* _WHAT YOU NEED TO DO_
Below is a block of records; reproduce all of them exactly and leave out any pictures.

— START ENTRIES —

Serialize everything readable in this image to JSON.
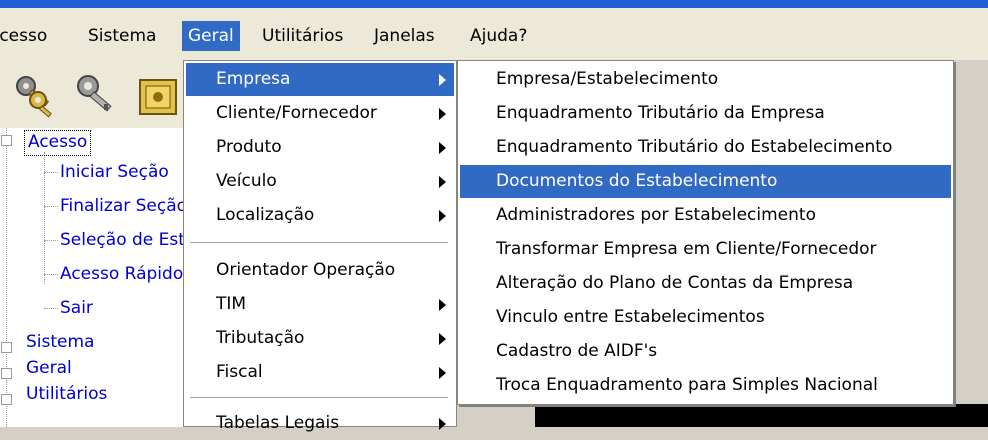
{
  "menubar": {
    "items": [
      {
        "label": "Acesso",
        "active": false
      },
      {
        "label": "Sistema",
        "active": false
      },
      {
        "label": "Geral",
        "active": true
      },
      {
        "label": "Utilitários",
        "active": false
      },
      {
        "label": "Janelas",
        "active": false
      },
      {
        "label": "Ajuda?",
        "active": false
      }
    ]
  },
  "toolbar": {
    "icons": [
      "keys-icon",
      "key-icon",
      "safe-icon"
    ]
  },
  "tree": {
    "root": "Acesso",
    "children": [
      "Iniciar Seção",
      "Finalizar Seção",
      "Seleção de Estabelecimento",
      "Acesso Rápido",
      "Sair"
    ],
    "siblings": [
      "Sistema",
      "Geral",
      "Utilitários"
    ]
  },
  "geral_menu": {
    "items": [
      {
        "label": "Empresa",
        "submenu": true,
        "highlighted": true
      },
      {
        "label": "Cliente/Fornecedor",
        "submenu": true
      },
      {
        "label": "Produto",
        "submenu": true
      },
      {
        "label": "Veículo",
        "submenu": true
      },
      {
        "label": "Localização",
        "submenu": true
      },
      {
        "label": "Orientador Operação",
        "submenu": false
      },
      {
        "label": "TIM",
        "submenu": true
      },
      {
        "label": "Tributação",
        "submenu": true
      },
      {
        "label": "Fiscal",
        "submenu": true
      },
      {
        "label": "Tabelas Legais",
        "submenu": true
      }
    ]
  },
  "empresa_submenu": {
    "items": [
      {
        "label": "Empresa/Estabelecimento"
      },
      {
        "label": "Enquadramento Tributário da Empresa"
      },
      {
        "label": "Enquadramento Tributário do Estabelecimento"
      },
      {
        "label": "Documentos do Estabelecimento",
        "highlighted": true
      },
      {
        "label": "Administradores por Estabelecimento"
      },
      {
        "label": "Transformar Empresa em Cliente/Fornecedor"
      },
      {
        "label": "Alteração do Plano de Contas da Empresa"
      },
      {
        "label": "Vinculo entre Estabelecimentos"
      },
      {
        "label": "Cadastro de AIDF's"
      },
      {
        "label": "Troca Enquadramento para Simples Nacional"
      }
    ]
  },
  "colors": {
    "highlight": "#316ac5",
    "tree_link": "#0000cc",
    "menubar_bg": "#ece9d8"
  }
}
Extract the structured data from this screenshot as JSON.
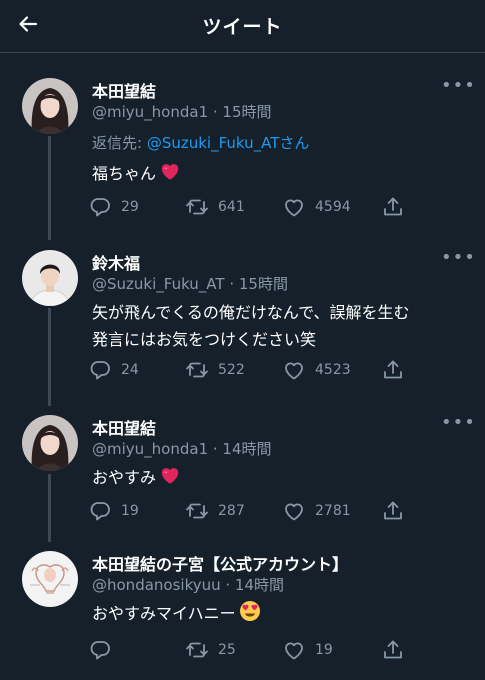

— END ENTRIES —

* _IN RESPONSE_
Serialize everything readable in this image to JSON.
{
  "menubar": {
    "items": [
      {
        "label": "Acesso",
        "active": false
      },
      {
        "label": "Sistema",
        "active": false
      },
      {
        "label": "Geral",
        "active": true
      },
      {
        "label": "Utilitários",
        "active": false
      },
      {
        "label": "Janelas",
        "active": false
      },
      {
        "label": "Ajuda?",
        "active": false
      }
    ]
  },
  "toolbar": {
    "icons": [
      "keys-icon",
      "key-icon",
      "safe-icon"
    ]
  },
  "tree": {
    "root": "Acesso",
    "children": [
      "Iniciar Seção",
      "Finalizar Seção",
      "Seleção de Estabelecimento",
      "Acesso Rápido",
      "Sair"
    ],
    "siblings": [
      "Sistema",
      "Geral",
      "Utilitários"
    ]
  },
  "geral_menu": {
    "items": [
      {
        "label": "Empresa",
        "submenu": true,
        "highlighted": true
      },
      {
        "label": "Cliente/Fornecedor",
        "submenu": true
      },
      {
        "label": "Produto",
        "submenu": true
      },
      {
        "label": "Veículo",
        "submenu": true
      },
      {
        "label": "Localização",
        "submenu": true
      },
      {
        "label": "Orientador Operação",
        "submenu": false
      },
      {
        "label": "TIM",
        "submenu": true
      },
      {
        "label": "Tributação",
        "submenu": true
      },
      {
        "label": "Fiscal",
        "submenu": true
      },
      {
        "label": "Tabelas Legais",
        "submenu": true
      }
    ]
  },
  "empresa_submenu": {
    "items": [
      {
        "label": "Empresa/Estabelecimento"
      },
      {
        "label": "Enquadramento Tributário da Empresa"
      },
      {
        "label": "Enquadramento Tributário do Estabelecimento"
      },
      {
        "label": "Documentos do Estabelecimento",
        "highlighted": true
      },
      {
        "label": "Administradores por Estabelecimento"
      },
      {
        "label": "Transformar Empresa em Cliente/Fornecedor"
      },
      {
        "label": "Alteração do Plano de Contas da Empresa"
      },
      {
        "label": "Vinculo entre Estabelecimentos"
      },
      {
        "label": "Cadastro de AIDF's"
      },
      {
        "label": "Troca Enquadramento para Simples Nacional"
      }
    ]
  },
  "colors": {
    "highlight": "#316ac5",
    "tree_link": "#0000cc",
    "menubar_bg": "#ece9d8"
  }
}
Extract the structured data from this screenshot as JSON.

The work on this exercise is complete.